## Written exercise
Search the data below for "icon"; list each line that holds it.

* START Stored rows *

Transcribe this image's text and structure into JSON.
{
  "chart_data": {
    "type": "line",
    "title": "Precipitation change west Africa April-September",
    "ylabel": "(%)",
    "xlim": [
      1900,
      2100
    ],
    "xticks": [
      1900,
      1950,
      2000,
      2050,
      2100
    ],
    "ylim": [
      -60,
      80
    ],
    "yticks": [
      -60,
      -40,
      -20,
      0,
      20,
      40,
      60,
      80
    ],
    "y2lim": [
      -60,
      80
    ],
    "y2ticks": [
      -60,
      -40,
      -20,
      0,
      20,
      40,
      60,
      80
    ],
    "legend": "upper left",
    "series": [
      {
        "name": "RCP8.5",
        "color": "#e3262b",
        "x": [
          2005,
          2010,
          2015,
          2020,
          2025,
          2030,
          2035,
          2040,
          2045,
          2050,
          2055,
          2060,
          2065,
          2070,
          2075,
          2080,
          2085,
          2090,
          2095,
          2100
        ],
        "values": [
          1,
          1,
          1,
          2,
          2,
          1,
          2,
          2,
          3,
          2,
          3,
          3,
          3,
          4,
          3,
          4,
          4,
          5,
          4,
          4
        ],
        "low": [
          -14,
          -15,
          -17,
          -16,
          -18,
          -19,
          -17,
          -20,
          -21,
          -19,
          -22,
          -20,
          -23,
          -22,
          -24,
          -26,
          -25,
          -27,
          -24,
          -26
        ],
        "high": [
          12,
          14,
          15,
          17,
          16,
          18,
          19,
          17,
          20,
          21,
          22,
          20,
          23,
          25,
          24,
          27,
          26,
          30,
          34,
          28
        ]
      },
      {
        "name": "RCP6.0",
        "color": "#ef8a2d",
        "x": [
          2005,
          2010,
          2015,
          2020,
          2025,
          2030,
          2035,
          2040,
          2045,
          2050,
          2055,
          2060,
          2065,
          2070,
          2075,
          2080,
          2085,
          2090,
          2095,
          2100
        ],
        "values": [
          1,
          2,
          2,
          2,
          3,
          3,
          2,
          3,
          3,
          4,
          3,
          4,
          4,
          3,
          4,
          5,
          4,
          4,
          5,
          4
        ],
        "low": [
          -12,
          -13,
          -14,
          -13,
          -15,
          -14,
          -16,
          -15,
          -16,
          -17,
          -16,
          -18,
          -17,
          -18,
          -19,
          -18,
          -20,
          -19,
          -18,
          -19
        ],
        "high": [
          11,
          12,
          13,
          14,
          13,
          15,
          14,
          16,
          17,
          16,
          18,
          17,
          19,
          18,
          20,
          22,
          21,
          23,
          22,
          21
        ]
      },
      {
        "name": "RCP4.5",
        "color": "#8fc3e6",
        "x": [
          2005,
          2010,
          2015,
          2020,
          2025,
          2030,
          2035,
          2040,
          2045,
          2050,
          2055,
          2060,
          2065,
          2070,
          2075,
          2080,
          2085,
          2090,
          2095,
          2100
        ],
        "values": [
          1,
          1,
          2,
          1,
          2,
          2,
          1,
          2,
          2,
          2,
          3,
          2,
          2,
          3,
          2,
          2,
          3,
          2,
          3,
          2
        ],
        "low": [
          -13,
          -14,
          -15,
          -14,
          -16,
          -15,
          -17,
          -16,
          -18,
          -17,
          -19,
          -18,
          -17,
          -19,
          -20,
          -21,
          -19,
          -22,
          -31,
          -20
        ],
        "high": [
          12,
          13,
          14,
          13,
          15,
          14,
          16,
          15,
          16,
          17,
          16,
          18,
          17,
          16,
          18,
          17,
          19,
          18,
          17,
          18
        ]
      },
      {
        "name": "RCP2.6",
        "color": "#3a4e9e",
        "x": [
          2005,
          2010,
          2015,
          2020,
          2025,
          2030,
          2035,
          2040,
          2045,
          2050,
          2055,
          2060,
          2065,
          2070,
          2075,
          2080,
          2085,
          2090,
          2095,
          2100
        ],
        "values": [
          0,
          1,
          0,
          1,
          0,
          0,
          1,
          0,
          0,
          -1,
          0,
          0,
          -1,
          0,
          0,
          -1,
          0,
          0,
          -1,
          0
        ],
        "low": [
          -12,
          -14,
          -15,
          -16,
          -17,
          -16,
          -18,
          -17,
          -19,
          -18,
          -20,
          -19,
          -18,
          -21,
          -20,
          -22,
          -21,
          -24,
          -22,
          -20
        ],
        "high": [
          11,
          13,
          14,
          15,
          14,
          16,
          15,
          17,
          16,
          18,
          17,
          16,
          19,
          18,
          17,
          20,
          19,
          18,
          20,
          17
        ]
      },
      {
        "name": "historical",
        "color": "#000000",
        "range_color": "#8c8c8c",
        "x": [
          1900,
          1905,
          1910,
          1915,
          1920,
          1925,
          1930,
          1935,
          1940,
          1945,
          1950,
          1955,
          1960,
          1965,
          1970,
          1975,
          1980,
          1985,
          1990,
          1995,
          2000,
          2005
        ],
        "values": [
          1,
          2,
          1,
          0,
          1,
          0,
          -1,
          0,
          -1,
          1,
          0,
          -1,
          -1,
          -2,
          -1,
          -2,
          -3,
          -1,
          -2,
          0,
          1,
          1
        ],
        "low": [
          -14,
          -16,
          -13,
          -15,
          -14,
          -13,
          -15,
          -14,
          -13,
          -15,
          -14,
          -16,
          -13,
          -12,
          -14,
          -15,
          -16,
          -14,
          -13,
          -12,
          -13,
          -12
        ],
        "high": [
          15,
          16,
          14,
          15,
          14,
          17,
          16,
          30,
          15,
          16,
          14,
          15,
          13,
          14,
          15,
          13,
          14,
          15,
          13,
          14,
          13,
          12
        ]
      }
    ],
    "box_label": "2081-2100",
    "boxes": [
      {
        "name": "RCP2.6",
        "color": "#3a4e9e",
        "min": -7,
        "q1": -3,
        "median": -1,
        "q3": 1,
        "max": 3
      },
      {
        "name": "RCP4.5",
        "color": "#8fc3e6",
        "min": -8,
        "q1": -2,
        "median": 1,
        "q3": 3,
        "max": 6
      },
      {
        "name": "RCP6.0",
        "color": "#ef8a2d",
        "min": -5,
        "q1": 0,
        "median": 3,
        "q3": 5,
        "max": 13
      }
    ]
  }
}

* END Stored rows *
* START Stored rows *

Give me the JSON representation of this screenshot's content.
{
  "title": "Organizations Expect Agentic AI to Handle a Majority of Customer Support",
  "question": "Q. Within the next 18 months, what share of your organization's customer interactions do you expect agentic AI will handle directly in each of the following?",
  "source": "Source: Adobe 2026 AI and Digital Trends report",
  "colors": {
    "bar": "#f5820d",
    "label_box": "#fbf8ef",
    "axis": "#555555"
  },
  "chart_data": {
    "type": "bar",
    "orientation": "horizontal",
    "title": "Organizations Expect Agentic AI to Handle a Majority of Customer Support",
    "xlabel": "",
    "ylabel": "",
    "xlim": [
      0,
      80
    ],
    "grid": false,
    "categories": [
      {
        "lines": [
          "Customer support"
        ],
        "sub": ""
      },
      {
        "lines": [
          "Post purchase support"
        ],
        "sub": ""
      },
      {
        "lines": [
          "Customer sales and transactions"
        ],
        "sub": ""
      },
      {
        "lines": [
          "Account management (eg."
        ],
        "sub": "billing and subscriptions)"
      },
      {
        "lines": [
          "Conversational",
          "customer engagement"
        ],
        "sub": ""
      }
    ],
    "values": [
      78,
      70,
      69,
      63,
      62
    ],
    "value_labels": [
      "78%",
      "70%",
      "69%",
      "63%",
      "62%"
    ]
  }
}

* END Stored rows *
* START Stored rows *

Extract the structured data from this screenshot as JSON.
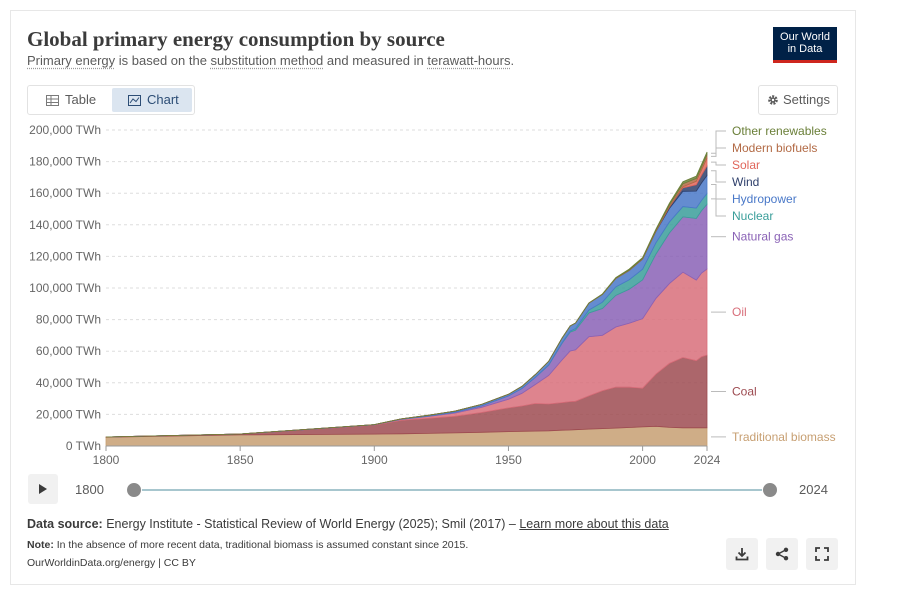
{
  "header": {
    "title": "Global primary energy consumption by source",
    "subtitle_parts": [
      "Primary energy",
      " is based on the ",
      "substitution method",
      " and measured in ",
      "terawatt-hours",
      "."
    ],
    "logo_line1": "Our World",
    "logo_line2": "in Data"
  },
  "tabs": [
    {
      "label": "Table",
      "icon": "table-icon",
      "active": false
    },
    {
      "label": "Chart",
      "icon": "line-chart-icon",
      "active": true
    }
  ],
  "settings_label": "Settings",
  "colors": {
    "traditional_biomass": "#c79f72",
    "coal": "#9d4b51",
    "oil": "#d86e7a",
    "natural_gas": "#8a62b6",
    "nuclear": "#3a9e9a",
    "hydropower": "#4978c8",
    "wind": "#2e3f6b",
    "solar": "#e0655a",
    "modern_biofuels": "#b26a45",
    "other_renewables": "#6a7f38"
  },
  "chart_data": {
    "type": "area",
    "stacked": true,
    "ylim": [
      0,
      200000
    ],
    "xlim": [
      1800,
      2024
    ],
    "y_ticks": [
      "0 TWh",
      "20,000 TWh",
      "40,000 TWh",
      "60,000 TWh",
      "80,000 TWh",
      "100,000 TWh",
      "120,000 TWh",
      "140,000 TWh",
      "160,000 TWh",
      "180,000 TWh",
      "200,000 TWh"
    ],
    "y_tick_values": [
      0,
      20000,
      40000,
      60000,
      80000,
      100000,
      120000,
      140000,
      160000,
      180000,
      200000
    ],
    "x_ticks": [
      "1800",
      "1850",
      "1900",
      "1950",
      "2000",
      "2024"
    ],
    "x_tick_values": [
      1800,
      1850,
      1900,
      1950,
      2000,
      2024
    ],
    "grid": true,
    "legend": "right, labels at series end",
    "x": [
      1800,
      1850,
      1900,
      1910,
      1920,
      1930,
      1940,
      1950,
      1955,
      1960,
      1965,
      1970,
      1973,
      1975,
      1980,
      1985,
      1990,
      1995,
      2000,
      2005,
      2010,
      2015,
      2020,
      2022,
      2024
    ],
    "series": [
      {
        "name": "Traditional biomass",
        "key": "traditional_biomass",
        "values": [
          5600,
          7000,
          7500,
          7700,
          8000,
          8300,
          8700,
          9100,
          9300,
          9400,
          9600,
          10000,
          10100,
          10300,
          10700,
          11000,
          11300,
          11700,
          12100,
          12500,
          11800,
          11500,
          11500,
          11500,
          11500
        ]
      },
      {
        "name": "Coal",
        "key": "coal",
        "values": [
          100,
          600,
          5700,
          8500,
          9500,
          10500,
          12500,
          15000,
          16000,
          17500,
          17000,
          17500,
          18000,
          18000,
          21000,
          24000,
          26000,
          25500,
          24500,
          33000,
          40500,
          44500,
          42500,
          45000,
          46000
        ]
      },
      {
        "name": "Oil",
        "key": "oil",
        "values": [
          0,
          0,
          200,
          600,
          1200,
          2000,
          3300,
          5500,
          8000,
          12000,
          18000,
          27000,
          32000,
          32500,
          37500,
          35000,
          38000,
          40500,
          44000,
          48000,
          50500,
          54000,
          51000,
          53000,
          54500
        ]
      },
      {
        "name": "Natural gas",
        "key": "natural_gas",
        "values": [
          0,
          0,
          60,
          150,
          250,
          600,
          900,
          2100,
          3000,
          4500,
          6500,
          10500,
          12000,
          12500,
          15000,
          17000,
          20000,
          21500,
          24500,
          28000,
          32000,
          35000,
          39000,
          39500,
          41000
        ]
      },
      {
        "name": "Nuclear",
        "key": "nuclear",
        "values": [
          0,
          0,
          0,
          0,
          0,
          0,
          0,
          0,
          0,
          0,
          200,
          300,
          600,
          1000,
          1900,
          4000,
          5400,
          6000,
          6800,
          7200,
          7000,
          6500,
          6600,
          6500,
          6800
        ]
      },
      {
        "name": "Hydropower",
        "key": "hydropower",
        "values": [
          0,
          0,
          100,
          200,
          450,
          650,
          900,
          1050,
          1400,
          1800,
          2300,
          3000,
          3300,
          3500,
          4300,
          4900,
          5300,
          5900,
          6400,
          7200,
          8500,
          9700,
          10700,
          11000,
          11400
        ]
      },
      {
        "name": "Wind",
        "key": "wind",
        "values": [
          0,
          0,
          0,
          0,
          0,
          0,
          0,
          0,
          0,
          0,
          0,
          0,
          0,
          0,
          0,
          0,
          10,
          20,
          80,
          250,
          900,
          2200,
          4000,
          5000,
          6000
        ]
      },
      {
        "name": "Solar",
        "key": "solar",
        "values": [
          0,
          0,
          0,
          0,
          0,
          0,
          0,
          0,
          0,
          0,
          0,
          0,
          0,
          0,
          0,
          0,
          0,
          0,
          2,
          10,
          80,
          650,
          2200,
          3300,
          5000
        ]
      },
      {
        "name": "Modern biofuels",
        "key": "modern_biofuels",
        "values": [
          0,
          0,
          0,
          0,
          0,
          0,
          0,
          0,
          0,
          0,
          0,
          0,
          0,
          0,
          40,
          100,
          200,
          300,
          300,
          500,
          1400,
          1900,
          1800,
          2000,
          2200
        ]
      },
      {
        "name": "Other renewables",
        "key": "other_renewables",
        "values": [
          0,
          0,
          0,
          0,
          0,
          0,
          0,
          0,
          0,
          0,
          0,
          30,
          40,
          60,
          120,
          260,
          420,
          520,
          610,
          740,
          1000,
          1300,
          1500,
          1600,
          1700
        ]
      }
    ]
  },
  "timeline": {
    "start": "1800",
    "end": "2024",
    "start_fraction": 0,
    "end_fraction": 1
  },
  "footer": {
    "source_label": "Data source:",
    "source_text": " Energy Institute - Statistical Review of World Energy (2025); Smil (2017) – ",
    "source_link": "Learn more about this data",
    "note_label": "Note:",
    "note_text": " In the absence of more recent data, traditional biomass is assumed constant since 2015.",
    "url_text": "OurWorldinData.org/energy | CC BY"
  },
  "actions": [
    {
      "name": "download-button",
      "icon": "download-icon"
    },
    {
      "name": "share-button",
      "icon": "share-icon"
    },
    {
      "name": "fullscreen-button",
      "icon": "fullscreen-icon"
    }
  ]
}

* END Stored rows *

## Result of this exercise
      "icon": "table-icon",
      "icon": "line-chart-icon",
      "icon": "download-icon"
      "icon": "share-icon"
      "icon": "fullscreen-icon"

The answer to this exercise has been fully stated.